▶ **Exercise prompt**: Gather up every line that includes the string "wins".

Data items

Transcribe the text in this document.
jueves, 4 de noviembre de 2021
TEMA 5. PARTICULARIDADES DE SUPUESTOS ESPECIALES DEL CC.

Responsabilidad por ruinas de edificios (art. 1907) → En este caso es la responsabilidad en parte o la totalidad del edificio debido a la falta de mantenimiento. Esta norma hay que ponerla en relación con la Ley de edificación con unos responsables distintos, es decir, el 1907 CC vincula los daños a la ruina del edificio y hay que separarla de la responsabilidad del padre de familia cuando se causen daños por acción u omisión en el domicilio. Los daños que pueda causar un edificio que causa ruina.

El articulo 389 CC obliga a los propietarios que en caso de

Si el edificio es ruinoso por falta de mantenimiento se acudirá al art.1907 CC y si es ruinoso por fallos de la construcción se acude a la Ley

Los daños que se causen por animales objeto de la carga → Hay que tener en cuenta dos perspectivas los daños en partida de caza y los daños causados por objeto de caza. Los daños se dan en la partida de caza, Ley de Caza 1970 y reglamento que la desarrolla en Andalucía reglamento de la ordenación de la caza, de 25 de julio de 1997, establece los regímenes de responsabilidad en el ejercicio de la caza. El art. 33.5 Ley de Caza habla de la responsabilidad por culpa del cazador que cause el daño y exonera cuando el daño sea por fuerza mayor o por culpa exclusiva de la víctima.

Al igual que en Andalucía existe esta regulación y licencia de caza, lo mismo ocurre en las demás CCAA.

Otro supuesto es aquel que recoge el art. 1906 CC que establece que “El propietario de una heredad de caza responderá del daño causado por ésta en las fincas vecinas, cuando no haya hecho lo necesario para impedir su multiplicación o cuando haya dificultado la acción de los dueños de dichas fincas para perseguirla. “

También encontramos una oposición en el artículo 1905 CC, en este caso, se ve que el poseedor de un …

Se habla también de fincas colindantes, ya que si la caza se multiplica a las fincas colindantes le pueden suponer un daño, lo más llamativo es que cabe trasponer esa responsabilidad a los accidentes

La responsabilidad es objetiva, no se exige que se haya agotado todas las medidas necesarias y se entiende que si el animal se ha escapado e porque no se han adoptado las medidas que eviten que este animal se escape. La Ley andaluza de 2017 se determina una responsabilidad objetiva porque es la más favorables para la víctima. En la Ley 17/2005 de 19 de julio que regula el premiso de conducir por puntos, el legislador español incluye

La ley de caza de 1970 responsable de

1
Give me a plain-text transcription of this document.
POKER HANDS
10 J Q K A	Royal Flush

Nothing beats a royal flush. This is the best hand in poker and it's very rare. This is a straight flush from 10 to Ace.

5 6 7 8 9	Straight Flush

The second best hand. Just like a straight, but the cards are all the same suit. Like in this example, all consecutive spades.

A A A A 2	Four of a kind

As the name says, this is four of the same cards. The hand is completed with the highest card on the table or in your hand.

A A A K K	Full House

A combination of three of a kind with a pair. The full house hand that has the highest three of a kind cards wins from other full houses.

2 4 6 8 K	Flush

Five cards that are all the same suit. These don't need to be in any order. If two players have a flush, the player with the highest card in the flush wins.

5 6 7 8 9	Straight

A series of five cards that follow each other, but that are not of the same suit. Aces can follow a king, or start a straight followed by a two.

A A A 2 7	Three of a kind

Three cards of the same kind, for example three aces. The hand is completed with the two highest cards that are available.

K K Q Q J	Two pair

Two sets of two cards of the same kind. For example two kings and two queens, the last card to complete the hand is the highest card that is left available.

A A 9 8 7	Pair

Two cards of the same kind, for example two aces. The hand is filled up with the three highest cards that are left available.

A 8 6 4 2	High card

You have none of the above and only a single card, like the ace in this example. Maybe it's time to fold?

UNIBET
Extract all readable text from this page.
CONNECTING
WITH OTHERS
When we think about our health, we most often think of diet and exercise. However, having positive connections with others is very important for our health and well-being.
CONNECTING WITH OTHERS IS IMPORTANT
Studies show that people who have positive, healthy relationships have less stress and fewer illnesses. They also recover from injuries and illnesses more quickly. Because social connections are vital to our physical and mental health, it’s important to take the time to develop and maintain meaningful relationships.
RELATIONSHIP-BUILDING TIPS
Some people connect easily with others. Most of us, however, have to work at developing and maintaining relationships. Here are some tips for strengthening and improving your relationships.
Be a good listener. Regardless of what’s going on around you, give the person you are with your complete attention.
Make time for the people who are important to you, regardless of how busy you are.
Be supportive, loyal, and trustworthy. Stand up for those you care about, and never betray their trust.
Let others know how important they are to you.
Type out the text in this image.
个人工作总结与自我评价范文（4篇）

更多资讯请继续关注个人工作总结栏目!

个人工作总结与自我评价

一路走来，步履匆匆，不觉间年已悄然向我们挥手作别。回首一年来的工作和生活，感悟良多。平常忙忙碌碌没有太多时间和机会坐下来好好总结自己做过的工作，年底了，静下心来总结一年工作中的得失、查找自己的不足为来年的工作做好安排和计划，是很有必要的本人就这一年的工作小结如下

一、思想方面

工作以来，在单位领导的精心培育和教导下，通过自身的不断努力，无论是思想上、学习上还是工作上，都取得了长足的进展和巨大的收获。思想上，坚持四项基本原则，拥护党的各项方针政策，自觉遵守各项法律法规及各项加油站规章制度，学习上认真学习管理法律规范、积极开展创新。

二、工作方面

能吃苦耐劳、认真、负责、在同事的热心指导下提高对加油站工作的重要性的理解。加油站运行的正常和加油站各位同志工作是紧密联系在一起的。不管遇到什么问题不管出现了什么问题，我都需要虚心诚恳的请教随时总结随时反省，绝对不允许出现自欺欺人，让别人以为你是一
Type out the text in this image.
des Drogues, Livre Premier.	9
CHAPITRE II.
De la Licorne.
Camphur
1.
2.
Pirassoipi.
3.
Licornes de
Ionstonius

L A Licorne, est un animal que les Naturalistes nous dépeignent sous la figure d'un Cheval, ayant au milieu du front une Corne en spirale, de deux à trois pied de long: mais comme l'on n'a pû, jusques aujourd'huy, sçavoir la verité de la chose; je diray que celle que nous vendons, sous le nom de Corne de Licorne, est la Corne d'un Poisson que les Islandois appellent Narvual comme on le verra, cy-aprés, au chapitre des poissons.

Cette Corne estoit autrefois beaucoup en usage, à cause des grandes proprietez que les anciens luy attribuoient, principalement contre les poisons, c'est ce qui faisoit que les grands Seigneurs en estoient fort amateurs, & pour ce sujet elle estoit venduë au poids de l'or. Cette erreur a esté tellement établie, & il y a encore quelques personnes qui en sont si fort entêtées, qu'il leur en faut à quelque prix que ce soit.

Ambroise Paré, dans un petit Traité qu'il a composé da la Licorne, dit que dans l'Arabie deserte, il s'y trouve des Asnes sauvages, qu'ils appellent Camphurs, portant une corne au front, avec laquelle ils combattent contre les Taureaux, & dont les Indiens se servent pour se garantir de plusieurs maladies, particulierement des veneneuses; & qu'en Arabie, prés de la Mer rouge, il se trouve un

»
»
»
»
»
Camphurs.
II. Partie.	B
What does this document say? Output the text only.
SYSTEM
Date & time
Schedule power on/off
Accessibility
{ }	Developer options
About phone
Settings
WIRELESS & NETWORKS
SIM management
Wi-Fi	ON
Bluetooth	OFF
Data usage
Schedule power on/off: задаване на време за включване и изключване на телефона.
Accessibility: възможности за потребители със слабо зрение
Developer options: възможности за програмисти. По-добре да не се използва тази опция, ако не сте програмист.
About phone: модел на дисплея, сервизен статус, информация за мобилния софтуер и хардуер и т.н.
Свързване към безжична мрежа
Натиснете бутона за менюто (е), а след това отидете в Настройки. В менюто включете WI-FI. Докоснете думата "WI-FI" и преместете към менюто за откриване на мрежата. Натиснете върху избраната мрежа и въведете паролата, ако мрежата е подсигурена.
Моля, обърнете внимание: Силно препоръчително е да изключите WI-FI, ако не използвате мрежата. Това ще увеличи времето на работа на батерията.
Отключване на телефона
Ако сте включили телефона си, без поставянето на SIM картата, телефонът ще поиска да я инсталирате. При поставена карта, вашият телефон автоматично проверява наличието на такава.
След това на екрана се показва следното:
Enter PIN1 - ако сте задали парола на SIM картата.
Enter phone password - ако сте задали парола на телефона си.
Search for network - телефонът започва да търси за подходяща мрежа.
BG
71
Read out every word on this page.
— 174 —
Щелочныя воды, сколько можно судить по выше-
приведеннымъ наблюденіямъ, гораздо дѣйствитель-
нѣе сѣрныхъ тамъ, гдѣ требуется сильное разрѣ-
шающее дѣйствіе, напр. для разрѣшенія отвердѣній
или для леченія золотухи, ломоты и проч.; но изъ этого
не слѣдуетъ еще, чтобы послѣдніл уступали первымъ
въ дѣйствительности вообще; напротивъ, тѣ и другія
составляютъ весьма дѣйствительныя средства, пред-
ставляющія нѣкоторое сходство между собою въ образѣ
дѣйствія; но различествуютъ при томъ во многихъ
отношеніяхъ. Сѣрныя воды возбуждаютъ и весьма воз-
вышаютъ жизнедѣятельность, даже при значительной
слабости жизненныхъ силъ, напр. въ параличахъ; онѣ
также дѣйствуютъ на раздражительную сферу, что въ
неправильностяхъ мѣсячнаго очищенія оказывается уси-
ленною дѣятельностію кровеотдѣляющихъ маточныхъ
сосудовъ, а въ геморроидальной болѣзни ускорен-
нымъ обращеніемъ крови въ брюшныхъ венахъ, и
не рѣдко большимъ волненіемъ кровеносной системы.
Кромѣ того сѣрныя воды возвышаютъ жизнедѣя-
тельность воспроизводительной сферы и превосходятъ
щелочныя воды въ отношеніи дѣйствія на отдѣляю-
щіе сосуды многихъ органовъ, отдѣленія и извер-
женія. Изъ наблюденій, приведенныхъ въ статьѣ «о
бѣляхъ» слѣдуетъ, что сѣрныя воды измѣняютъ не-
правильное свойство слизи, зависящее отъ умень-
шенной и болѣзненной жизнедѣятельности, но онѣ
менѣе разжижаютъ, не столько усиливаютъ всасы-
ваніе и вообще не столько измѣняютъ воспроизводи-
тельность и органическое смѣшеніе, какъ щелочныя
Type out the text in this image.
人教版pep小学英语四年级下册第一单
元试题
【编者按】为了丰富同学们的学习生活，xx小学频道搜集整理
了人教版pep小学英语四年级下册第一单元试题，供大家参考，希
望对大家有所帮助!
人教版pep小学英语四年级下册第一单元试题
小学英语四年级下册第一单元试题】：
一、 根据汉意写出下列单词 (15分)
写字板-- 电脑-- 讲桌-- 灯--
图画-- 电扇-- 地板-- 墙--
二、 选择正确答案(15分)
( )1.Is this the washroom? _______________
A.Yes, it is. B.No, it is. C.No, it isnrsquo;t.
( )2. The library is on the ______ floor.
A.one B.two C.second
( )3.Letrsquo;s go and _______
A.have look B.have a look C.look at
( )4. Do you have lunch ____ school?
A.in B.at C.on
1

▶ **Solution to the exercise**:
A combination of three of a kind with a pair. The full house hand that has the highest three of a kind cards wins from other full houses.
Five cards that are all the same suit. These don't need to be in any order. If two players have a flush, the player with the highest card in the flush wins.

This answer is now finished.